=== STATED PROBLEM ===
Print, exactly and completely, every entry in the data.

=== SUPPLIED DATA ===

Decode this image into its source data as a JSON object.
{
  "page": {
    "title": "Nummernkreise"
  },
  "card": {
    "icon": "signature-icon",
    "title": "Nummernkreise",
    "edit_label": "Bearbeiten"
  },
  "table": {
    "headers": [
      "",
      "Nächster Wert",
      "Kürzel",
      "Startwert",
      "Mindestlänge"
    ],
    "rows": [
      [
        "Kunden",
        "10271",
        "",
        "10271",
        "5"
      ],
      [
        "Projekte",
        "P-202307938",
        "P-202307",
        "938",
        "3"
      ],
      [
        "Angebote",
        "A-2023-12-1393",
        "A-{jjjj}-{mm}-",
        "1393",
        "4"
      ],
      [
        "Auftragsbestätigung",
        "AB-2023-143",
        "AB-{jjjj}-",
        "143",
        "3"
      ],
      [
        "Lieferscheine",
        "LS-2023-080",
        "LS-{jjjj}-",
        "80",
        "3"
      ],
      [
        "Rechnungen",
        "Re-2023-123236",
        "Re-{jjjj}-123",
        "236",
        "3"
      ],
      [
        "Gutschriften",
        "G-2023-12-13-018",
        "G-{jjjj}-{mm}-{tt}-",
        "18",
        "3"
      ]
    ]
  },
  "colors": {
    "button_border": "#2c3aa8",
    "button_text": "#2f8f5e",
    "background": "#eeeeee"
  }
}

=== THE ANSWER ===
Decode this image into its source data as a JSON object.
{
  "page": {
    "title": "Nummernkreise"
  },
  "card": {
    "icon": "signature-icon",
    "title": "Nummernkreise",
    "edit_label": "Bearbeiten"
  },
  "table": {
    "headers": [
      "",
      "Nächster Wert",
      "Kürzel",
      "Startwert",
      "Mindestlänge"
    ],
    "rows": [
      [
        "Kunden",
        "10271",
        "",
        "10271",
        "5"
      ],
      [
        "Projekte",
        "P-202307938",
        "P-202307",
        "938",
        "3"
      ],
      [
        "Angebote",
        "A-2023-12-1393",
        "A-{jjjj}-{mm}-",
        "1393",
        "4"
      ],
      [
        "Auftragsbestätigung",
        "AB-2023-143",
        "AB-{jjjj}-",
        "143",
        "3"
      ],
      [
        "Lieferscheine",
        "LS-2023-080",
        "LS-{jjjj}-",
        "80",
        "3"
      ],
      [
        "Rechnungen",
        "Re-2023-123236",
        "Re-{jjjj}-123",
        "236",
        "3"
      ],
      [
        "Gutschriften",
        "G-2023-12-13-018",
        "G-{jjjj}-{mm}-{tt}-",
        "18",
        "3"
      ]
    ]
  },
  "colors": {
    "button_border": "#2c3aa8",
    "button_text": "#2f8f5e",
    "background": "#eeeeee"
  }
}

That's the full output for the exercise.